WHAT IS ASKED: Give only the number of lines in the listing below where the string "close" occurs.

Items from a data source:
--*--

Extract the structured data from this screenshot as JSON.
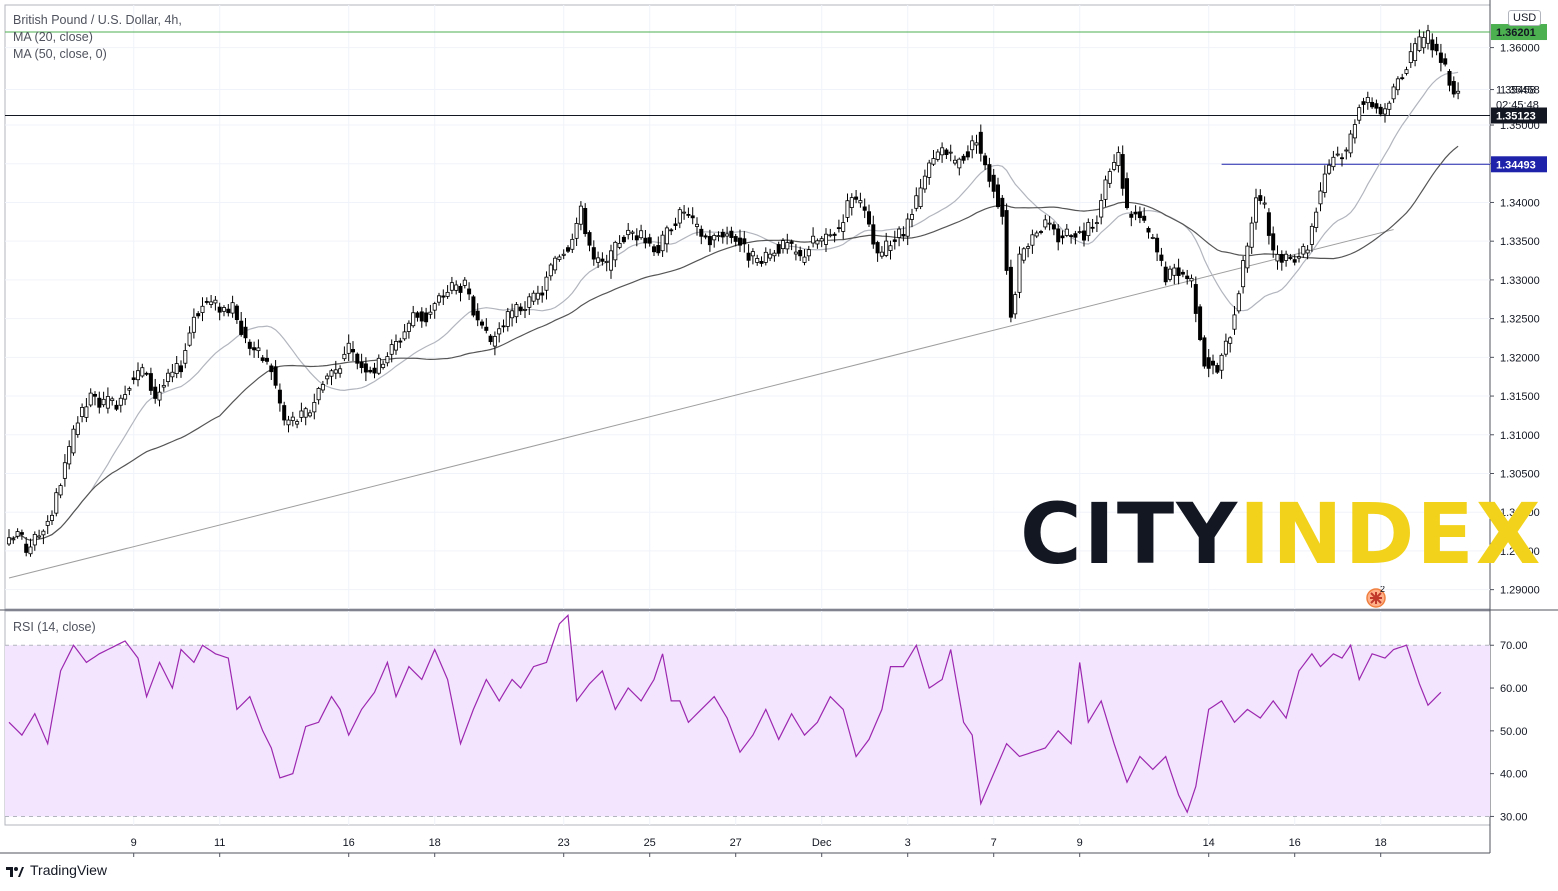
{
  "header": {
    "symbol_title": "British Pound / U.S. Dollar, 4h,",
    "ma20_label": "MA (20, close)",
    "ma50_label": "MA (50, close, 0)",
    "rsi_label": "RSI (14, close)",
    "currency": "USD"
  },
  "watermark": {
    "part1": "CITY",
    "part2": "INDEX",
    "color1": "#131722",
    "color2": "#f2d21b",
    "flag_count": "2"
  },
  "footer": {
    "brand": "TradingView"
  },
  "colors": {
    "up_candle": "#ffffff",
    "down_candle": "#000000",
    "ma20": "#b2b5be",
    "ma50": "#555555",
    "trendline": "#9e9e9e",
    "resistance": "#4caf50",
    "current_line": "#131722",
    "support_line": "#1e22aa",
    "rsi_line": "#9c27b0",
    "rsi_band": "#f3e5fd"
  },
  "chart_data": {
    "type": "candlestick",
    "ylim": [
      1.2875,
      1.3655
    ],
    "price_ticks": [
      "1.29000",
      "1.29500",
      "1.30000",
      "1.30500",
      "1.31000",
      "1.31500",
      "1.32000",
      "1.32500",
      "1.33000",
      "1.33500",
      "1.34000",
      "1.34500",
      "1.35000",
      "1.35458",
      "1.36000"
    ],
    "x_ticks": [
      "9",
      "11",
      "16",
      "18",
      "23",
      "25",
      "27",
      "Dec",
      "3",
      "7",
      "9",
      "14",
      "16",
      "18"
    ],
    "x_tick_index": [
      29,
      49,
      79,
      99,
      129,
      149,
      169,
      189,
      209,
      229,
      249,
      279,
      299,
      319
    ],
    "price_labels": [
      {
        "value": "1.36201",
        "price": 1.36201,
        "style": "resistance"
      },
      {
        "value": "1.35458",
        "price": 1.35458,
        "style": "last"
      },
      {
        "value": "02:45:48",
        "price": 1.35265,
        "style": "timer"
      },
      {
        "value": "1.35123",
        "price": 1.35123,
        "style": "current"
      },
      {
        "value": "1.34493",
        "price": 1.34493,
        "style": "support"
      }
    ],
    "lines": {
      "resistance": 1.36201,
      "current": 1.35123,
      "support": {
        "price": 1.34493,
        "from_index": 282
      },
      "trendline": {
        "from": [
          0,
          1.2915
        ],
        "to": [
          322,
          1.3365
        ]
      }
    },
    "anchors": [
      [
        0,
        1.296
      ],
      [
        2,
        1.2975
      ],
      [
        4,
        1.2952
      ],
      [
        7,
        1.2972
      ],
      [
        10,
        1.3
      ],
      [
        13,
        1.306
      ],
      [
        16,
        1.3118
      ],
      [
        19,
        1.3148
      ],
      [
        22,
        1.314
      ],
      [
        25,
        1.3142
      ],
      [
        28,
        1.3168
      ],
      [
        31,
        1.3185
      ],
      [
        34,
        1.315
      ],
      [
        37,
        1.3172
      ],
      [
        40,
        1.319
      ],
      [
        43,
        1.3255
      ],
      [
        46,
        1.3272
      ],
      [
        49,
        1.3265
      ],
      [
        52,
        1.3262
      ],
      [
        55,
        1.3222
      ],
      [
        58,
        1.3205
      ],
      [
        61,
        1.3185
      ],
      [
        64,
        1.3118
      ],
      [
        67,
        1.312
      ],
      [
        70,
        1.3132
      ],
      [
        73,
        1.3172
      ],
      [
        76,
        1.3185
      ],
      [
        79,
        1.321
      ],
      [
        82,
        1.319
      ],
      [
        85,
        1.3185
      ],
      [
        88,
        1.3205
      ],
      [
        91,
        1.3225
      ],
      [
        94,
        1.3255
      ],
      [
        97,
        1.325
      ],
      [
        100,
        1.3275
      ],
      [
        103,
        1.3292
      ],
      [
        106,
        1.3292
      ],
      [
        109,
        1.324
      ],
      [
        112,
        1.322
      ],
      [
        115,
        1.3245
      ],
      [
        118,
        1.3262
      ],
      [
        121,
        1.327
      ],
      [
        124,
        1.3285
      ],
      [
        127,
        1.333
      ],
      [
        130,
        1.3345
      ],
      [
        133,
        1.3388
      ],
      [
        136,
        1.3325
      ],
      [
        139,
        1.3318
      ],
      [
        142,
        1.3352
      ],
      [
        145,
        1.3362
      ],
      [
        148,
        1.3352
      ],
      [
        151,
        1.334
      ],
      [
        154,
        1.3372
      ],
      [
        157,
        1.339
      ],
      [
        160,
        1.3365
      ],
      [
        163,
        1.335
      ],
      [
        166,
        1.3362
      ],
      [
        169,
        1.3355
      ],
      [
        172,
        1.3332
      ],
      [
        175,
        1.332
      ],
      [
        178,
        1.334
      ],
      [
        181,
        1.3345
      ],
      [
        184,
        1.3328
      ],
      [
        187,
        1.335
      ],
      [
        190,
        1.3352
      ],
      [
        193,
        1.3368
      ],
      [
        196,
        1.3412
      ],
      [
        199,
        1.3385
      ],
      [
        202,
        1.3328
      ],
      [
        205,
        1.335
      ],
      [
        208,
        1.336
      ],
      [
        211,
        1.34
      ],
      [
        214,
        1.3445
      ],
      [
        217,
        1.347
      ],
      [
        220,
        1.345
      ],
      [
        223,
        1.3465
      ],
      [
        225,
        1.3485
      ],
      [
        227,
        1.3445
      ],
      [
        229,
        1.342
      ],
      [
        231,
        1.3385
      ],
      [
        233,
        1.3252
      ],
      [
        235,
        1.3325
      ],
      [
        238,
        1.3362
      ],
      [
        241,
        1.3372
      ],
      [
        244,
        1.3355
      ],
      [
        247,
        1.3365
      ],
      [
        250,
        1.3358
      ],
      [
        253,
        1.3382
      ],
      [
        256,
        1.344
      ],
      [
        258,
        1.346
      ],
      [
        260,
        1.339
      ],
      [
        263,
        1.338
      ],
      [
        266,
        1.335
      ],
      [
        269,
        1.3305
      ],
      [
        272,
        1.3312
      ],
      [
        275,
        1.33
      ],
      [
        278,
        1.3195
      ],
      [
        281,
        1.3182
      ],
      [
        284,
        1.3232
      ],
      [
        287,
        1.3318
      ],
      [
        290,
        1.3408
      ],
      [
        292,
        1.3392
      ],
      [
        294,
        1.333
      ],
      [
        297,
        1.3325
      ],
      [
        300,
        1.3335
      ],
      [
        302,
        1.3345
      ],
      [
        304,
        1.3395
      ],
      [
        306,
        1.344
      ],
      [
        308,
        1.3462
      ],
      [
        311,
        1.3465
      ],
      [
        314,
        1.353
      ],
      [
        317,
        1.3528
      ],
      [
        320,
        1.3515
      ],
      [
        323,
        1.356
      ],
      [
        326,
        1.3588
      ],
      [
        328,
        1.3605
      ],
      [
        330,
        1.3615
      ],
      [
        332,
        1.3595
      ],
      [
        334,
        1.357
      ],
      [
        336,
        1.3545
      ],
      [
        337,
        1.3545
      ]
    ],
    "rsi": {
      "ylim": [
        28,
        78
      ],
      "ticks": [
        "70.00",
        "60.00",
        "50.00",
        "40.00",
        "30.00"
      ],
      "overbought": 70,
      "oversold": 30,
      "anchors": [
        [
          0,
          52
        ],
        [
          3,
          49
        ],
        [
          6,
          54
        ],
        [
          9,
          47
        ],
        [
          12,
          64
        ],
        [
          15,
          70
        ],
        [
          18,
          66
        ],
        [
          21,
          68
        ],
        [
          25,
          70
        ],
        [
          27,
          71
        ],
        [
          30,
          67
        ],
        [
          32,
          58
        ],
        [
          35,
          66
        ],
        [
          38,
          60
        ],
        [
          40,
          69
        ],
        [
          43,
          66
        ],
        [
          45,
          70
        ],
        [
          48,
          68
        ],
        [
          51,
          67
        ],
        [
          53,
          55
        ],
        [
          56,
          58
        ],
        [
          59,
          50
        ],
        [
          61,
          46
        ],
        [
          63,
          39
        ],
        [
          66,
          40
        ],
        [
          69,
          51
        ],
        [
          72,
          52
        ],
        [
          75,
          58
        ],
        [
          77,
          55
        ],
        [
          79,
          49
        ],
        [
          82,
          55
        ],
        [
          85,
          59
        ],
        [
          88,
          66
        ],
        [
          90,
          58
        ],
        [
          93,
          65
        ],
        [
          96,
          62
        ],
        [
          99,
          69
        ],
        [
          102,
          62
        ],
        [
          105,
          47
        ],
        [
          108,
          55
        ],
        [
          111,
          62
        ],
        [
          114,
          57
        ],
        [
          117,
          62
        ],
        [
          119,
          60
        ],
        [
          122,
          65
        ],
        [
          125,
          66
        ],
        [
          128,
          75
        ],
        [
          130,
          77
        ],
        [
          132,
          57
        ],
        [
          135,
          61
        ],
        [
          138,
          64
        ],
        [
          141,
          55
        ],
        [
          144,
          60
        ],
        [
          147,
          57
        ],
        [
          150,
          62
        ],
        [
          152,
          68
        ],
        [
          154,
          57
        ],
        [
          156,
          57
        ],
        [
          158,
          52
        ],
        [
          161,
          55
        ],
        [
          164,
          58
        ],
        [
          167,
          53
        ],
        [
          170,
          45
        ],
        [
          173,
          49
        ],
        [
          176,
          55
        ],
        [
          179,
          48
        ],
        [
          182,
          54
        ],
        [
          185,
          49
        ],
        [
          188,
          52
        ],
        [
          191,
          58
        ],
        [
          194,
          55
        ],
        [
          197,
          44
        ],
        [
          200,
          48
        ],
        [
          203,
          55
        ],
        [
          205,
          65
        ],
        [
          208,
          65
        ],
        [
          211,
          70
        ],
        [
          214,
          60
        ],
        [
          217,
          62
        ],
        [
          219,
          69
        ],
        [
          222,
          52
        ],
        [
          224,
          49
        ],
        [
          226,
          33
        ],
        [
          229,
          40
        ],
        [
          232,
          47
        ],
        [
          235,
          44
        ],
        [
          238,
          45
        ],
        [
          241,
          46
        ],
        [
          244,
          50
        ],
        [
          247,
          47
        ],
        [
          249,
          66
        ],
        [
          251,
          52
        ],
        [
          254,
          57
        ],
        [
          257,
          47
        ],
        [
          260,
          38
        ],
        [
          263,
          44
        ],
        [
          266,
          41
        ],
        [
          269,
          44
        ],
        [
          272,
          35
        ],
        [
          274,
          31
        ],
        [
          276,
          37
        ],
        [
          279,
          55
        ],
        [
          282,
          57
        ],
        [
          285,
          52
        ],
        [
          288,
          55
        ],
        [
          291,
          53
        ],
        [
          294,
          57
        ],
        [
          297,
          53
        ],
        [
          300,
          64
        ],
        [
          303,
          68
        ],
        [
          305,
          65
        ],
        [
          308,
          68
        ],
        [
          310,
          67
        ],
        [
          312,
          70
        ],
        [
          314,
          62
        ],
        [
          317,
          68
        ],
        [
          320,
          67
        ],
        [
          322,
          69
        ],
        [
          325,
          70
        ],
        [
          328,
          61
        ],
        [
          330,
          56
        ],
        [
          333,
          59
        ]
      ]
    }
  }
}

--*--

WRITTEN RESPONSE: 3